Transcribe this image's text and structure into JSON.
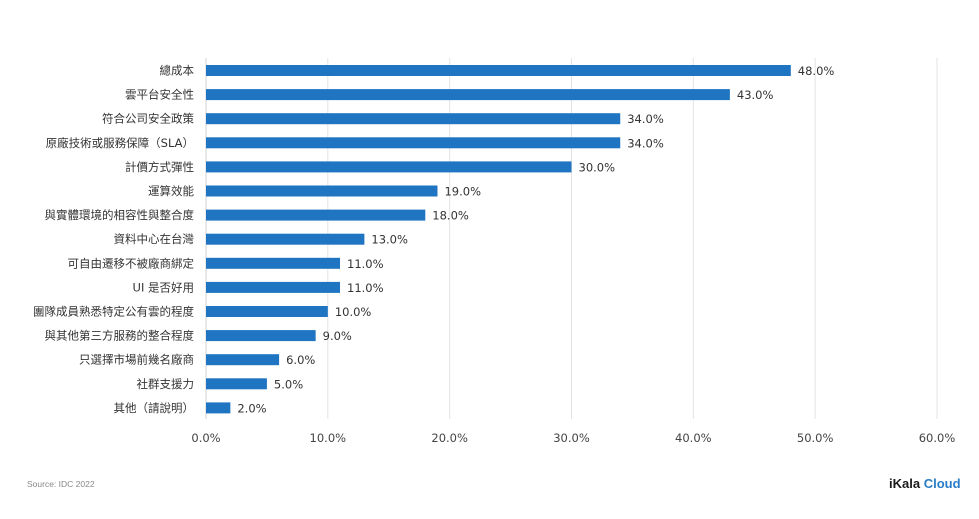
{
  "chart_data": {
    "type": "bar",
    "orientation": "horizontal",
    "categories": [
      "總成本",
      "雲平台安全性",
      "符合公司安全政策",
      "原廠技術或服務保障（SLA）",
      "計價方式彈性",
      "運算效能",
      "與實體環境的相容性與整合度",
      "資料中心在台灣",
      "可自由遷移不被廠商綁定",
      "UI 是否好用",
      "團隊成員熟悉特定公有雲的程度",
      "與其他第三方服務的整合程度",
      "只選擇市場前幾名廠商",
      "社群支援力",
      "其他（請說明）"
    ],
    "values": [
      48.0,
      43.0,
      34.0,
      34.0,
      30.0,
      19.0,
      18.0,
      13.0,
      11.0,
      11.0,
      10.0,
      9.0,
      6.0,
      5.0,
      2.0
    ],
    "value_labels": [
      "48.0%",
      "43.0%",
      "34.0%",
      "34.0%",
      "30.0%",
      "19.0%",
      "18.0%",
      "13.0%",
      "11.0%",
      "11.0%",
      "10.0%",
      "9.0%",
      "6.0%",
      "5.0%",
      "2.0%"
    ],
    "x_ticks": [
      0,
      10,
      20,
      30,
      40,
      50,
      60
    ],
    "x_tick_labels": [
      "0.0%",
      "10.0%",
      "20.0%",
      "30.0%",
      "40.0%",
      "50.0%",
      "60.0%"
    ],
    "xlim": [
      0,
      60
    ],
    "grid": "vertical",
    "legend": "none",
    "bar_color": "#1f75c1",
    "grid_color": "#e3e3e3"
  },
  "footer": {
    "source": "Source: IDC 2022",
    "brand_part1": "iKala",
    "brand_part2": "Cloud"
  }
}
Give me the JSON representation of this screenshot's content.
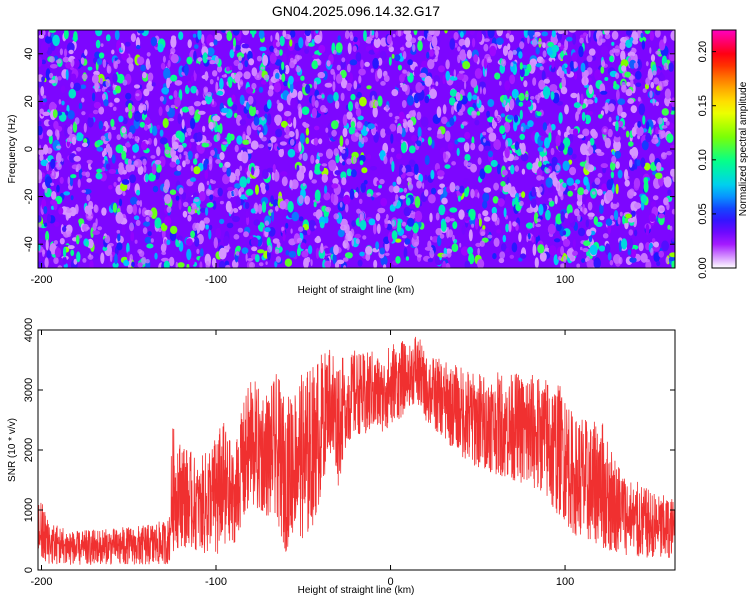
{
  "chart_data": [
    {
      "type": "heatmap",
      "title": "GN04.2025.096.14.32.G17",
      "xlabel": "Height of straight line (km)",
      "ylabel": "Frequency (Hz)",
      "xlim": [
        -202,
        163
      ],
      "ylim": [
        -50,
        50
      ],
      "xticks": [
        -200,
        -100,
        0,
        100
      ],
      "yticks": [
        -40,
        -20,
        0,
        20,
        40
      ],
      "colorbar": {
        "label": "Normalized spectral amplitude",
        "range": [
          0.0,
          0.22
        ],
        "ticks": [
          0.0,
          0.05,
          0.1,
          0.15,
          0.2
        ],
        "tick_labels": [
          "0.00",
          "0.05",
          "0.10",
          "0.15",
          "0.20"
        ],
        "colormap": [
          "#ffffff",
          "#9a00ff",
          "#1a1aff",
          "#00c8ff",
          "#00ff90",
          "#80ff00",
          "#ffff00",
          "#ff9000",
          "#ff0000",
          "#ff00c0"
        ]
      },
      "background_amplitude": 0.03,
      "blob_density": "dense noise-like scatter of amplitudes mostly 0.02–0.08, sparse peaks up to ~0.12"
    },
    {
      "type": "line",
      "xlabel": "Height of straight line (km)",
      "ylabel": "SNR (10 * v/v)",
      "xlim": [
        -202,
        163
      ],
      "ylim": [
        0,
        4000
      ],
      "xticks": [
        -200,
        -100,
        0,
        100
      ],
      "yticks": [
        0,
        1000,
        2000,
        3000,
        4000
      ],
      "color": "#f03030",
      "envelope_km": [
        -202,
        -195,
        -180,
        -160,
        -140,
        -127,
        -125,
        -120,
        -110,
        -100,
        -95,
        -90,
        -85,
        -80,
        -75,
        -70,
        -65,
        -60,
        -55,
        -50,
        -45,
        -40,
        -35,
        -30,
        -25,
        -20,
        -15,
        -10,
        -5,
        0,
        5,
        10,
        15,
        20,
        30,
        40,
        50,
        60,
        70,
        80,
        90,
        95,
        100,
        105,
        110,
        115,
        120,
        125,
        130,
        140,
        150,
        163
      ],
      "envelope_low": [
        150,
        100,
        80,
        90,
        90,
        100,
        300,
        400,
        300,
        200,
        300,
        400,
        800,
        1100,
        900,
        900,
        800,
        300,
        700,
        500,
        700,
        1200,
        2000,
        1400,
        2100,
        2300,
        2200,
        2400,
        2300,
        2400,
        2500,
        2700,
        2800,
        2500,
        2200,
        1900,
        1700,
        1600,
        1500,
        1400,
        1200,
        900,
        800,
        600,
        500,
        500,
        400,
        300,
        250,
        200,
        200,
        150
      ],
      "envelope_high": [
        1300,
        800,
        650,
        700,
        750,
        850,
        2400,
        2200,
        1800,
        2300,
        2500,
        2000,
        2700,
        3300,
        3000,
        3000,
        3300,
        2800,
        3200,
        3300,
        3400,
        3600,
        3800,
        3600,
        3500,
        3700,
        3600,
        3700,
        3500,
        3800,
        3900,
        3700,
        4000,
        3600,
        3500,
        3400,
        3300,
        3300,
        3300,
        3300,
        3200,
        3100,
        3100,
        2500,
        2600,
        2400,
        2600,
        2200,
        1800,
        1500,
        1300,
        1200
      ]
    }
  ]
}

-*-

**REQUIRED TASK:**
Quote each record exactly as it stands, minus the pictures.

**COMPLETED TASK:**
Transcribe this image's text and structure into JSON.
{
  "chart_data": {
    "type": "bar",
    "orientation": "horizontal",
    "categories": [
      "總成本",
      "雲平台安全性",
      "符合公司安全政策",
      "原廠技術或服務保障（SLA）",
      "計價方式彈性",
      "運算效能",
      "與實體環境的相容性與整合度",
      "資料中心在台灣",
      "可自由遷移不被廠商綁定",
      "UI 是否好用",
      "團隊成員熟悉特定公有雲的程度",
      "與其他第三方服務的整合程度",
      "只選擇市場前幾名廠商",
      "社群支援力",
      "其他（請說明）"
    ],
    "values": [
      48.0,
      43.0,
      34.0,
      34.0,
      30.0,
      19.0,
      18.0,
      13.0,
      11.0,
      11.0,
      10.0,
      9.0,
      6.0,
      5.0,
      2.0
    ],
    "value_labels": [
      "48.0%",
      "43.0%",
      "34.0%",
      "34.0%",
      "30.0%",
      "19.0%",
      "18.0%",
      "13.0%",
      "11.0%",
      "11.0%",
      "10.0%",
      "9.0%",
      "6.0%",
      "5.0%",
      "2.0%"
    ],
    "x_ticks": [
      0,
      10,
      20,
      30,
      40,
      50,
      60
    ],
    "x_tick_labels": [
      "0.0%",
      "10.0%",
      "20.0%",
      "30.0%",
      "40.0%",
      "50.0%",
      "60.0%"
    ],
    "xlim": [
      0,
      60
    ],
    "grid": "vertical",
    "legend": "none",
    "bar_color": "#1f75c1",
    "grid_color": "#e3e3e3"
  },
  "footer": {
    "source": "Source: IDC 2022",
    "brand_part1": "iKala",
    "brand_part2": "Cloud"
  }
}
Give me the JSON representation of this screenshot's content.
{
  "chart_data": [
    {
      "type": "heatmap",
      "title": "GN04.2025.096.14.32.G17",
      "xlabel": "Height of straight line (km)",
      "ylabel": "Frequency (Hz)",
      "xlim": [
        -202,
        163
      ],
      "ylim": [
        -50,
        50
      ],
      "xticks": [
        -200,
        -100,
        0,
        100
      ],
      "yticks": [
        -40,
        -20,
        0,
        20,
        40
      ],
      "colorbar": {
        "label": "Normalized spectral amplitude",
        "range": [
          0.0,
          0.22
        ],
        "ticks": [
          0.0,
          0.05,
          0.1,
          0.15,
          0.2
        ],
        "tick_labels": [
          "0.00",
          "0.05",
          "0.10",
          "0.15",
          "0.20"
        ],
        "colormap": [
          "#ffffff",
          "#9a00ff",
          "#1a1aff",
          "#00c8ff",
          "#00ff90",
          "#80ff00",
          "#ffff00",
          "#ff9000",
          "#ff0000",
          "#ff00c0"
        ]
      },
      "background_amplitude": 0.03,
      "blob_density": "dense noise-like scatter of amplitudes mostly 0.02–0.08, sparse peaks up to ~0.12"
    },
    {
      "type": "line",
      "xlabel": "Height of straight line (km)",
      "ylabel": "SNR (10 * v/v)",
      "xlim": [
        -202,
        163
      ],
      "ylim": [
        0,
        4000
      ],
      "xticks": [
        -200,
        -100,
        0,
        100
      ],
      "yticks": [
        0,
        1000,
        2000,
        3000,
        4000
      ],
      "color": "#f03030",
      "envelope_km": [
        -202,
        -195,
        -180,
        -160,
        -140,
        -127,
        -125,
        -120,
        -110,
        -100,
        -95,
        -90,
        -85,
        -80,
        -75,
        -70,
        -65,
        -60,
        -55,
        -50,
        -45,
        -40,
        -35,
        -30,
        -25,
        -20,
        -15,
        -10,
        -5,
        0,
        5,
        10,
        15,
        20,
        30,
        40,
        50,
        60,
        70,
        80,
        90,
        95,
        100,
        105,
        110,
        115,
        120,
        125,
        130,
        140,
        150,
        163
      ],
      "envelope_low": [
        150,
        100,
        80,
        90,
        90,
        100,
        300,
        400,
        300,
        200,
        300,
        400,
        800,
        1100,
        900,
        900,
        800,
        300,
        700,
        500,
        700,
        1200,
        2000,
        1400,
        2100,
        2300,
        2200,
        2400,
        2300,
        2400,
        2500,
        2700,
        2800,
        2500,
        2200,
        1900,
        1700,
        1600,
        1500,
        1400,
        1200,
        900,
        800,
        600,
        500,
        500,
        400,
        300,
        250,
        200,
        200,
        150
      ],
      "envelope_high": [
        1300,
        800,
        650,
        700,
        750,
        850,
        2400,
        2200,
        1800,
        2300,
        2500,
        2000,
        2700,
        3300,
        3000,
        3000,
        3300,
        2800,
        3200,
        3300,
        3400,
        3600,
        3800,
        3600,
        3500,
        3700,
        3600,
        3700,
        3500,
        3800,
        3900,
        3700,
        4000,
        3600,
        3500,
        3400,
        3300,
        3300,
        3300,
        3300,
        3200,
        3100,
        3100,
        2500,
        2600,
        2400,
        2600,
        2200,
        1800,
        1500,
        1300,
        1200
      ]
    }
  ]
}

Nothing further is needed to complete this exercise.